* Start *

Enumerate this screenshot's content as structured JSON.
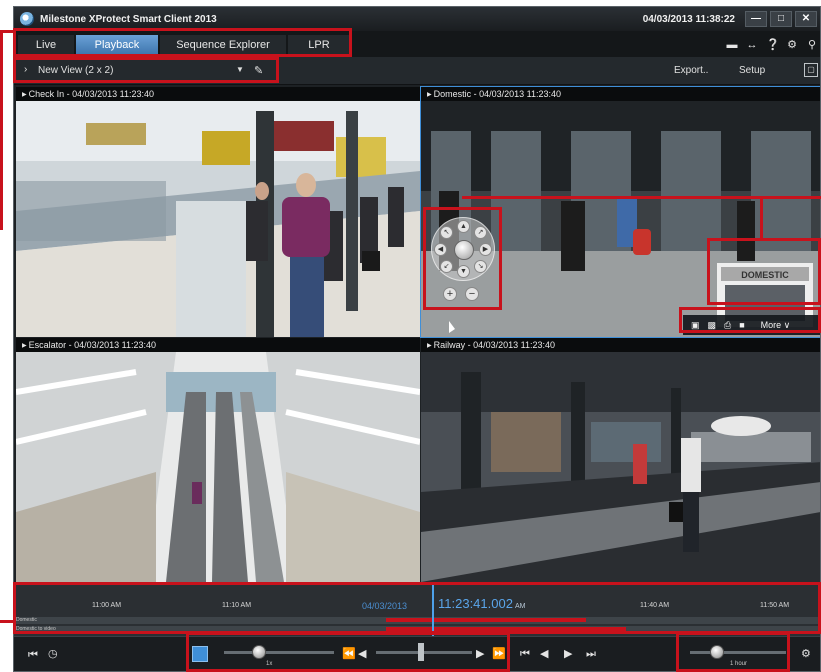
{
  "window": {
    "title": "Milestone XProtect Smart Client 2013",
    "clock": "04/03/2013 11:38:22",
    "controls": [
      "—",
      "□",
      "✕"
    ]
  },
  "tabs": [
    {
      "label": "Live",
      "active": false
    },
    {
      "label": "Playback",
      "active": true
    },
    {
      "label": "Sequence Explorer",
      "active": false
    },
    {
      "label": "LPR",
      "active": false
    }
  ],
  "top_icons": [
    "monitor-icon",
    "arrows-icon",
    "help-icon",
    "gear-icon",
    "pin-icon"
  ],
  "viewbar": {
    "view_name": "New View (2 x 2)",
    "export_label": "Export..",
    "setup_label": "Setup"
  },
  "cameras": [
    {
      "caption": "Check In - 04/03/2013 11:23:40"
    },
    {
      "caption": "Domestic - 04/03/2013 11:23:40"
    },
    {
      "caption": "Escalator - 04/03/2013 11:23:40"
    },
    {
      "caption": "Railway - 04/03/2013 11:23:40"
    }
  ],
  "camera_toolbar": {
    "more_label": "More ∨"
  },
  "overlay_sign": "DOMESTIC",
  "timeline": {
    "ticks": [
      "11:00 AM",
      "11:10 AM",
      "11:40 AM",
      "11:50 AM"
    ],
    "date": "04/03/2013",
    "current_time": "11:23:41.002",
    "current_ampm": "AM",
    "track_labels": [
      "Domestic",
      "Domestic to video"
    ]
  },
  "playback": {
    "speed_label": "1x",
    "span_label": "1 hour"
  },
  "colors": {
    "accent": "#3f8fd8",
    "highlight_red": "#c8121c",
    "tab_active": "#4f88c2"
  }
}
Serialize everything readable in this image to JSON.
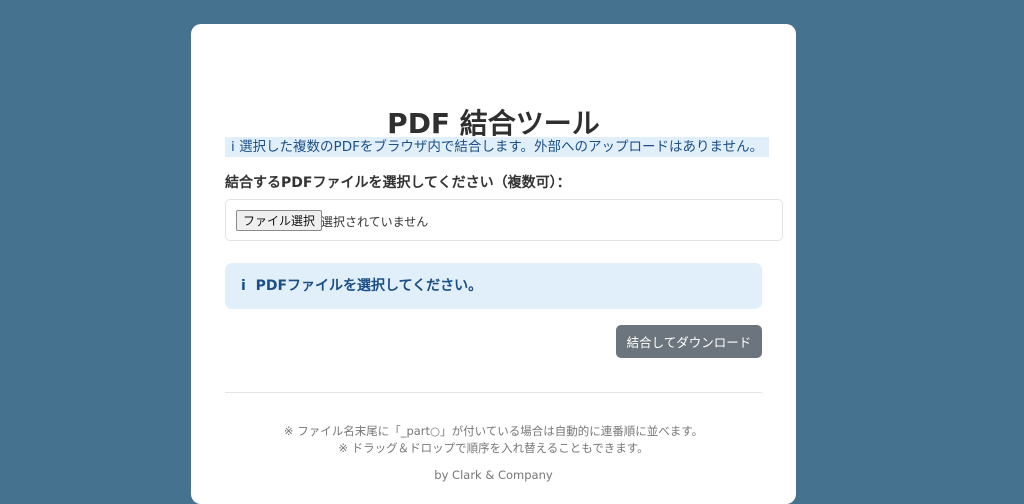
{
  "title": "PDF 結合ツール",
  "info_note": "選択した複数のPDFをブラウザ内で結合します。外部へのアップロードはありません。",
  "info_icon": "i",
  "file_label": "結合するPDFファイルを選択してください（複数可）：",
  "file_button": "ファイル選択",
  "file_status": "選択されていません",
  "alert_text": "PDFファイルを選択してください。",
  "download_button": "結合してダウンロード",
  "footer_note1": "※ ファイル名末尾に「_part○」が付いている場合は自動的に連番順に並べます。",
  "footer_note2": "※ ドラッグ＆ドロップで順序を入れ替えることもできます。",
  "credit": "by Clark & Company"
}
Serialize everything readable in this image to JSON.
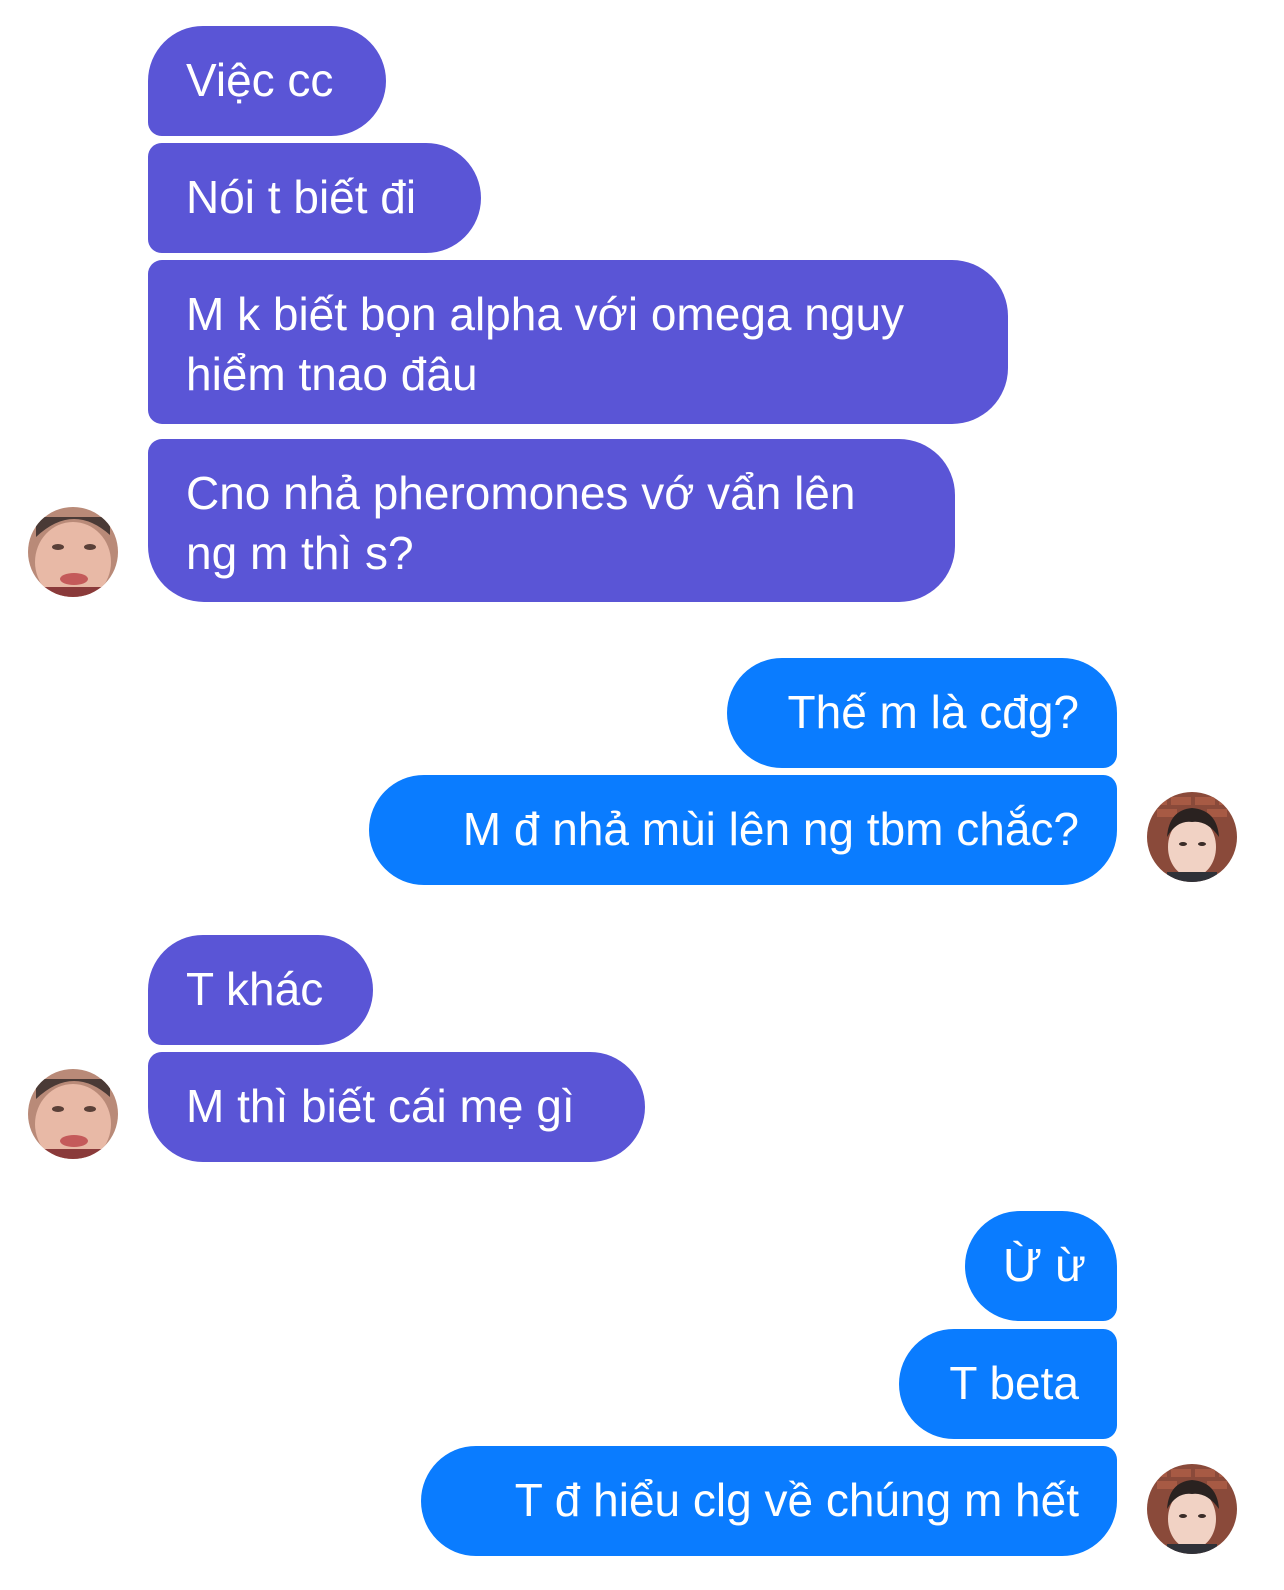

* End *

#### DIRECTIONS FOR THIS TASK
Restate the whole of the material word for word without the pictures.

#### TASK RESULT
Enumerate this screenshot's content as structured JSON.
{
  "window": {
    "title": "Milestone XProtect Smart Client 2013",
    "clock": "04/03/2013 11:38:22",
    "controls": [
      "—",
      "□",
      "✕"
    ]
  },
  "tabs": [
    {
      "label": "Live",
      "active": false
    },
    {
      "label": "Playback",
      "active": true
    },
    {
      "label": "Sequence Explorer",
      "active": false
    },
    {
      "label": "LPR",
      "active": false
    }
  ],
  "top_icons": [
    "monitor-icon",
    "arrows-icon",
    "help-icon",
    "gear-icon",
    "pin-icon"
  ],
  "viewbar": {
    "view_name": "New View (2 x 2)",
    "export_label": "Export..",
    "setup_label": "Setup"
  },
  "cameras": [
    {
      "caption": "Check In - 04/03/2013 11:23:40"
    },
    {
      "caption": "Domestic - 04/03/2013 11:23:40"
    },
    {
      "caption": "Escalator - 04/03/2013 11:23:40"
    },
    {
      "caption": "Railway - 04/03/2013 11:23:40"
    }
  ],
  "camera_toolbar": {
    "more_label": "More ∨"
  },
  "overlay_sign": "DOMESTIC",
  "timeline": {
    "ticks": [
      "11:00 AM",
      "11:10 AM",
      "11:40 AM",
      "11:50 AM"
    ],
    "date": "04/03/2013",
    "current_time": "11:23:41.002",
    "current_ampm": "AM",
    "track_labels": [
      "Domestic",
      "Domestic to video"
    ]
  },
  "playback": {
    "speed_label": "1x",
    "span_label": "1 hour"
  },
  "colors": {
    "accent": "#3f8fd8",
    "highlight_red": "#c8121c",
    "tab_active": "#4f88c2"
  }
}
Serialize everything readable in this image to JSON.
{
  "title": "PDF 結合ツール",
  "info_note": "選択した複数のPDFをブラウザ内で結合します。外部へのアップロードはありません。",
  "info_icon": "i",
  "file_label": "結合するPDFファイルを選択してください（複数可）：",
  "file_button": "ファイル選択",
  "file_status": "選択されていません",
  "alert_text": "PDFファイルを選択してください。",
  "download_button": "結合してダウンロード",
  "footer_note1": "※ ファイル名末尾に「_part○」が付いている場合は自動的に連番順に並べます。",
  "footer_note2": "※ ドラッグ＆ドロップで順序を入れ替えることもできます。",
  "credit": "by Clark & Company"
}
Serialize everything readable in this image to JSON.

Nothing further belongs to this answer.